[Opening Data records section]

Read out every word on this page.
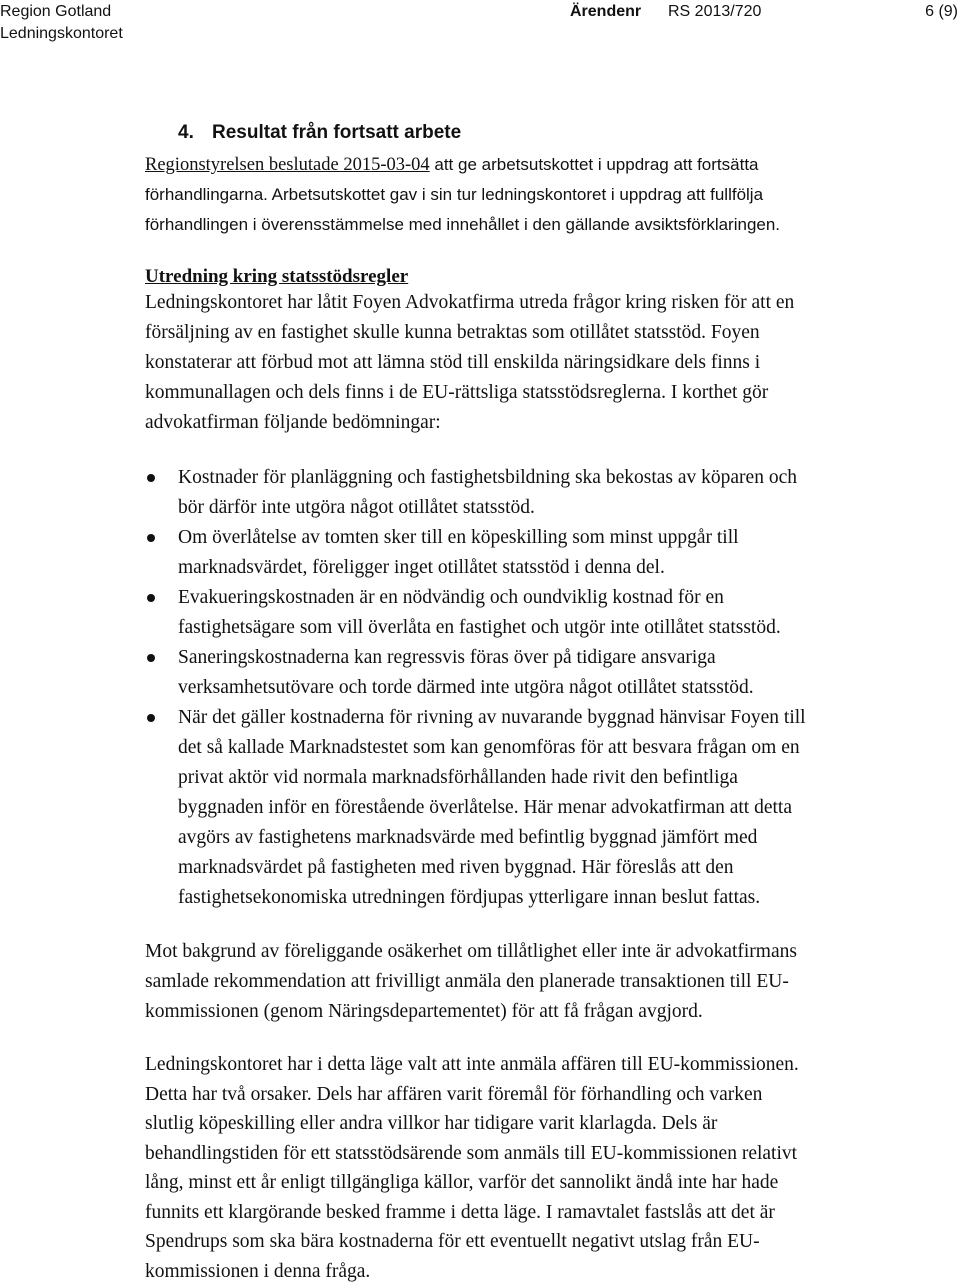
Region Gotland
Ledningskontoret
Ärendenr RS 2013/720	6 (9)
4. Resultat från fortsatt arbete
Regionstyrelsen beslutade 2015-03-04 att ge arbetsutskottet i uppdrag att fortsätta
förhandlingarna. Arbetsutskottet gav i sin tur ledningskontoret i uppdrag att fullfölja
förhandlingen i överensstämmelse med innehållet i den gällande avsiktsförklaringen.
Utredning kring statsstödsregler
Ledningskontoret har låtit Foyen Advokatfirma utreda frågor kring risken för att en
försäljning av en fastighet skulle kunna betraktas som otillåtet statsstöd. Foyen
konstaterar att förbud mot att lämna stöd till enskilda näringsidkare dels finns i
kommunallagen och dels finns i de EU-rättsliga statsstödsreglerna. I korthet gör
advokatfirman följande bedömningar:
Kostnader för planläggning och fastighetsbildning ska bekostas av köparen och
bör därför inte utgöra något otillåtet statsstöd.
Om överlåtelse av tomten sker till en köpeskilling som minst uppgår till
marknadsvärdet, föreligger inget otillåtet statsstöd i denna del.
Evakueringskostnaden är en nödvändig och oundviklig kostnad för en
fastighetsägare som vill överlåta en fastighet och utgör inte otillåtet statsstöd.
Saneringskostnaderna kan regressvis föras över på tidigare ansvariga
verksamhetsutövare och torde därmed inte utgöra något otillåtet statsstöd.
När det gäller kostnaderna för rivning av nuvarande byggnad hänvisar Foyen till
det så kallade Marknadstestet som kan genomföras för att besvara frågan om en
privat aktör vid normala marknadsförhållanden hade rivit den befintliga
byggnaden inför en förestående överlåtelse. Här menar advokatfirman att detta
avgörs av fastighetens marknadsvärde med befintlig byggnad jämfört med
marknadsvärdet på fastigheten med riven byggnad. Här föreslås att den
fastighetsekonomiska utredningen fördjupas ytterligare innan beslut fattas.
Mot bakgrund av föreliggande osäkerhet om tillåtlighet eller inte är advokatfirmans
samlade rekommendation att frivilligt anmäla den planerade transaktionen till EU-
kommissionen (genom Näringsdepartementet) för att få frågan avgjord.
Ledningskontoret har i detta läge valt att inte anmäla affären till EU-kommissionen.
Detta har två orsaker. Dels har affären varit föremål för förhandling och varken
slutlig köpeskilling eller andra villkor har tidigare varit klarlagda. Dels är
behandlingstiden för ett statsstödsärende som anmäls till EU-kommissionen relativt
lång, minst ett år enligt tillgängliga källor, varför det sannolikt ändå inte har hade
funnits ett klargörande besked framme i detta läge. I ramavtalet fastslås att det är
Spendrups som ska bära kostnaderna för ett eventuellt negativt utslag från EU-
kommissionen i denna fråga.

[Closing Data records section]

Activity ->
Out of the records, collect only those lines that contain the string "överlåtelse".

Solution below ->
Om överlåtelse av tomten sker till en köpeskilling som minst uppgår till
byggnaden inför en förestående överlåtelse. Här menar advokatfirman att detta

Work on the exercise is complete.